Directions for this task: Retype all material exactly. Pictures stay out of the copy.

** START Records **

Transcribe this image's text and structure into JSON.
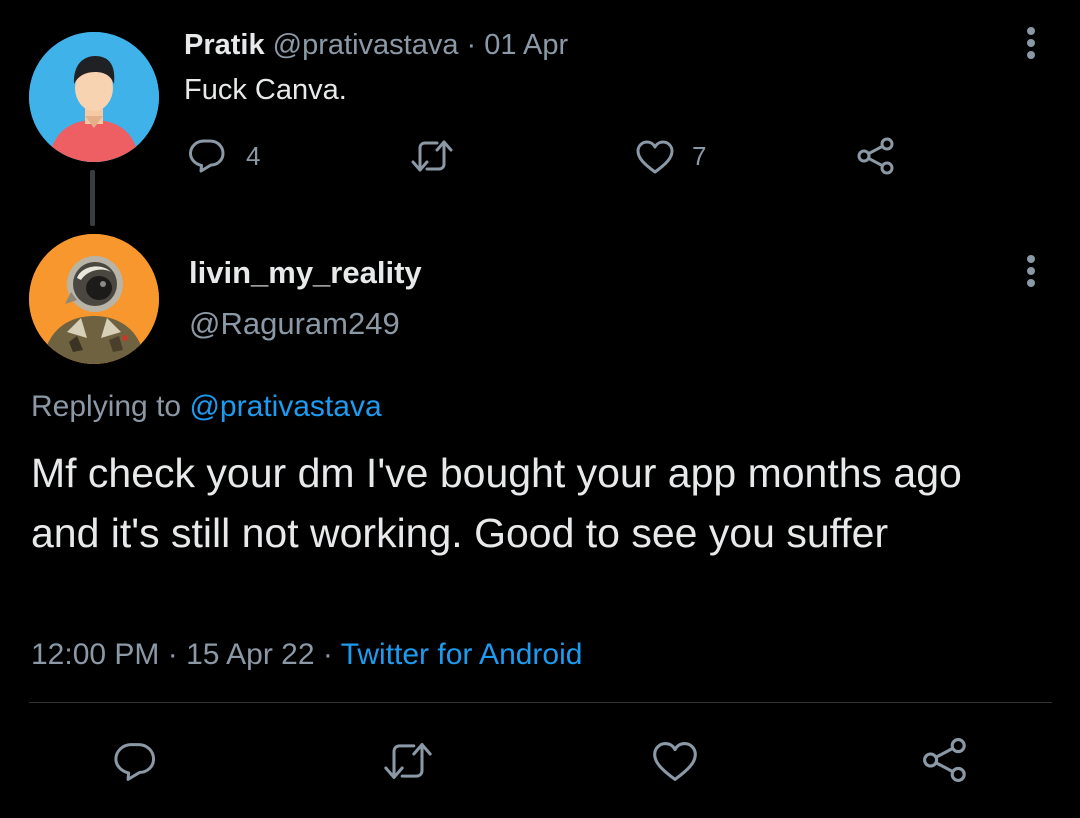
{
  "parent_tweet": {
    "name": "Pratik",
    "handle": "@prativastava",
    "separator": "·",
    "date": "01 Apr",
    "text": "Fuck Canva.",
    "reply_count": "4",
    "like_count": "7",
    "icons": [
      "reply-icon",
      "retweet-icon",
      "like-icon",
      "share-icon",
      "more-options-icon"
    ]
  },
  "reply_tweet": {
    "name": "livin_my_reality",
    "handle": "@Raguram249",
    "replying_label": "Replying to",
    "replying_handle": "@prativastava",
    "text": "Mf check your dm I've bought your app months ago and it's still not working. Good to see you suffer",
    "time": "12:00 PM",
    "date": "15 Apr 22",
    "separator": "·",
    "source": "Twitter for Android",
    "icons": [
      "reply-icon",
      "retweet-icon",
      "like-icon",
      "share-icon",
      "more-options-icon"
    ]
  },
  "colors": {
    "background": "#000000",
    "text_primary": "#e7e9ea",
    "text_secondary": "#8b98a5",
    "link": "#1d9bf0",
    "divider": "#2f3336",
    "parent_avatar_bg": "#3fb2ea",
    "reply_avatar_bg": "#f7972e"
  }
}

** END Records **

Full response:
Transcribe this image's text and structure into JSON.
{
  "parent_tweet": {
    "name": "Pratik",
    "handle": "@prativastava",
    "separator": "·",
    "date": "01 Apr",
    "text": "Fuck Canva.",
    "reply_count": "4",
    "like_count": "7",
    "icons": [
      "reply-icon",
      "retweet-icon",
      "like-icon",
      "share-icon",
      "more-options-icon"
    ]
  },
  "reply_tweet": {
    "name": "livin_my_reality",
    "handle": "@Raguram249",
    "replying_label": "Replying to",
    "replying_handle": "@prativastava",
    "text": "Mf check your dm I've bought your app months ago and it's still not working. Good to see you suffer",
    "time": "12:00 PM",
    "date": "15 Apr 22",
    "separator": "·",
    "source": "Twitter for Android",
    "icons": [
      "reply-icon",
      "retweet-icon",
      "like-icon",
      "share-icon",
      "more-options-icon"
    ]
  },
  "colors": {
    "background": "#000000",
    "text_primary": "#e7e9ea",
    "text_secondary": "#8b98a5",
    "link": "#1d9bf0",
    "divider": "#2f3336",
    "parent_avatar_bg": "#3fb2ea",
    "reply_avatar_bg": "#f7972e"
  }
}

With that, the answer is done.